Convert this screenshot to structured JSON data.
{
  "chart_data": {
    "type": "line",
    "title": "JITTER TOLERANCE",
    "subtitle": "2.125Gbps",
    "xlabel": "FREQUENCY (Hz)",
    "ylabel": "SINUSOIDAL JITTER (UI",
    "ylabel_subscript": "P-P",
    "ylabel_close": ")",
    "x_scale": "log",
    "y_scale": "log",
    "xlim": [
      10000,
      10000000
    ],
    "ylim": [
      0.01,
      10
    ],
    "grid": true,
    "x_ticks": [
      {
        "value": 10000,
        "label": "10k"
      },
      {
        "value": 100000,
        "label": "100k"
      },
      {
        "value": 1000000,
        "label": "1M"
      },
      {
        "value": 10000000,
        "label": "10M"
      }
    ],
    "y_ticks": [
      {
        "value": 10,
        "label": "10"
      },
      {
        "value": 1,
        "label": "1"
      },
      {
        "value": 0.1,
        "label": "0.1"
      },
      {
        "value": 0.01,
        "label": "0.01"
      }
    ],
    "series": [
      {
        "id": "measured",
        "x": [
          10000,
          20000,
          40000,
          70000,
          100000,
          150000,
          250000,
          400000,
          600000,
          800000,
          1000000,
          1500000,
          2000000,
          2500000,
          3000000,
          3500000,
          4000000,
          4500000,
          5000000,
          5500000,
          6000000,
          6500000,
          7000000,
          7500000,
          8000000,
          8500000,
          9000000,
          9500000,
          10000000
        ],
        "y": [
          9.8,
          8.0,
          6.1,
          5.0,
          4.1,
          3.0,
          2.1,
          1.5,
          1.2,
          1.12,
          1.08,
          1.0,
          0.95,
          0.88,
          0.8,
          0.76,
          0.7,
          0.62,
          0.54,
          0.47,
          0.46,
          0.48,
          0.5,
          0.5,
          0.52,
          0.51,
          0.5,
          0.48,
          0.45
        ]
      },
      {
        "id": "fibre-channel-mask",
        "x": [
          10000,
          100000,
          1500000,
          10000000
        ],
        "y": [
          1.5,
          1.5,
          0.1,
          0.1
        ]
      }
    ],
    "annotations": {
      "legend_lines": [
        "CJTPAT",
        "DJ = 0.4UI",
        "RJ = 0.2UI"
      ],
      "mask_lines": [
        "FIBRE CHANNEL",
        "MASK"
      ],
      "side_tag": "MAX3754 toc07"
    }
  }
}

__Task__. Count up the lines in the listing that hold the word "JITTER", and give that number only.

__Problem solution__. 2